[Stated task]: Please transcribe the listing below in full and word for word, without its pictures.
— start —
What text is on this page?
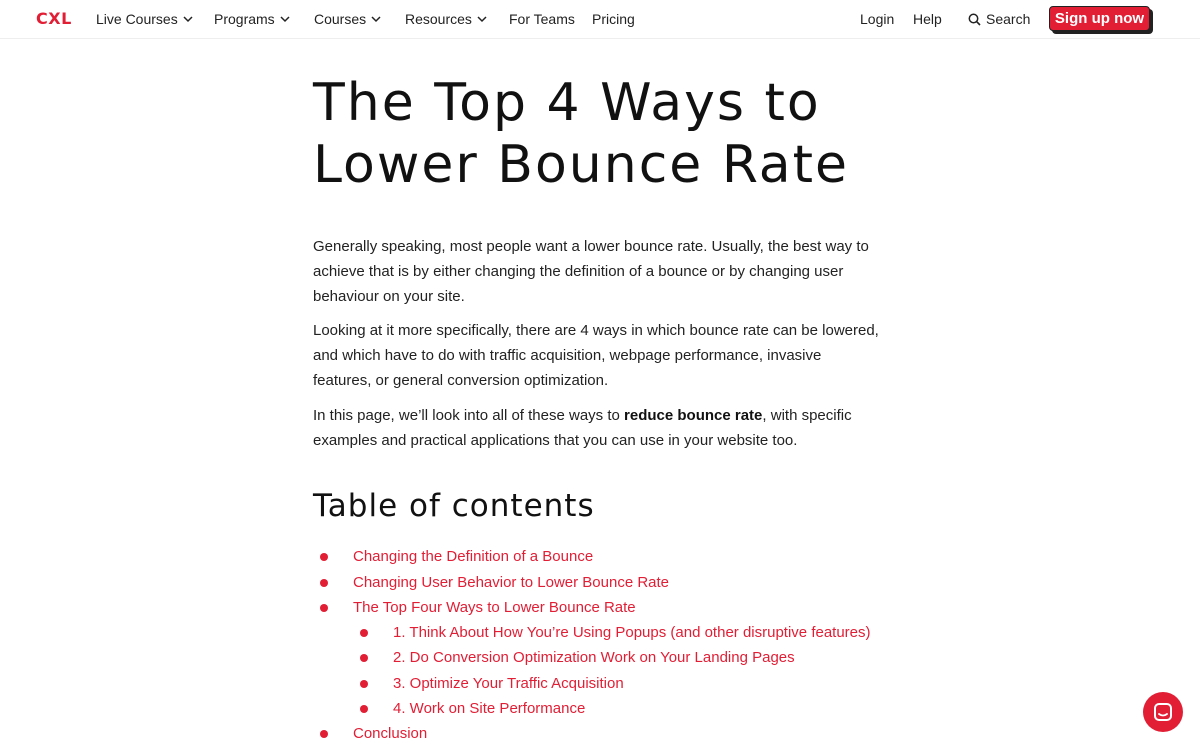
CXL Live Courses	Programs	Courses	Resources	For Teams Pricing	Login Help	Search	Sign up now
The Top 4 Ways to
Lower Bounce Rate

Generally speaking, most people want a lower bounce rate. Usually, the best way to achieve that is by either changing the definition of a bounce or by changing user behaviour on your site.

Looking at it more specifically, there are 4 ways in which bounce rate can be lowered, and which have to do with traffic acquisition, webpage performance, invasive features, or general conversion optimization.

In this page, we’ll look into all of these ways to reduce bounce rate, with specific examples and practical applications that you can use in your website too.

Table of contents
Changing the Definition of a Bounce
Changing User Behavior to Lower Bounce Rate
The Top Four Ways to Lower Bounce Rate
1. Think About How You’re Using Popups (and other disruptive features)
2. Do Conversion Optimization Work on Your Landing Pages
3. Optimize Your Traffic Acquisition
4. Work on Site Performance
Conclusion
— end —
[Task response]:
What text is on this page?
CXL Live Courses	Programs	Courses	Resources	For Teams Pricing	Login Help	Search	Sign up now
The Top 4 Ways to
Lower Bounce Rate

Generally speaking, most people want a lower bounce rate. Usually, the best way to achieve that is by either changing the definition of a bounce or by changing user behaviour on your site.

Looking at it more specifically, there are 4 ways in which bounce rate can be lowered, and which have to do with traffic acquisition, webpage performance, invasive features, or general conversion optimization.

In this page, we’ll look into all of these ways to reduce bounce rate, with specific examples and practical applications that you can use in your website too.

Table of contents
Changing the Definition of a Bounce
Changing User Behavior to Lower Bounce Rate
The Top Four Ways to Lower Bounce Rate
1. Think About How You’re Using Popups (and other disruptive features)
2. Do Conversion Optimization Work on Your Landing Pages
3. Optimize Your Traffic Acquisition
4. Work on Site Performance
Conclusion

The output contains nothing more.